Brief: In the net/metrics README, why doesn't the package support analogs of Tally's timer or Prometheus's summary?

Source extract:
....................

README
¶
net/metrics 
Fast, Prometheus- and Graphite-compatible metrics.
Work in Progress
Documentation
¶
Overview ¶
Package metrics is a telemetry client designed for Uber's software networking team. It prioritizes performance on the hot path and integration with both push- and pull-based collection systems. Like Prometheus and Tally, it supports metrics tagged with arbitrary key-value pairs.
Metric Names and Uniqueness ¶
Like Prometheus, but unlike Tally, metric names should be relatively long and descriptive - generally speaking, metrics from the same process shouldn't share names. (See the documentation for the Root struct below for a longer explanation of the uniqueness rules.) For example, prefer "grpc_successes_by_procedure" over "successes", since "successes" is common and vague. Where relevant, metric names should indicate their unit of measurement (e.g., "grpc_success_latency_ms").
Counters and Gauges ¶
Counters represent monotonically increasing values, like a car's odometer. Gauges represent point-in-time readings, like a car's speedometer. Both counters and gauges expose not only write operations (set, add, increment, etc.), but also atomic reads. This makes them easy to integrate directly into your business logic: you can use them anywhere you'd otherwise use a 64-bit atomic integer.
Histograms ¶
This package doesn't support analogs of Tally's timer or Prometheus's summary, because they can't be accurately aggregated at query time. Instead, it approximates distributions of values with histograms. These require more up-front work to set up, but are typically more accurate and flexible when queried. See https://prometheus.io/docs/practices/histograms/ for a more detailed discussion of the trade-offs involved.

....................

Material:

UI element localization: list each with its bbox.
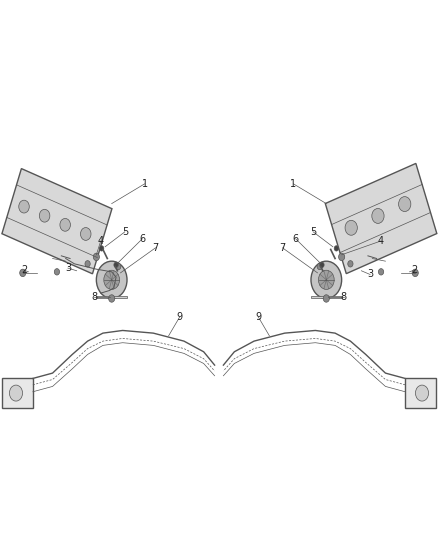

....................

Solution for this task: They can't be accurately aggregated at query time.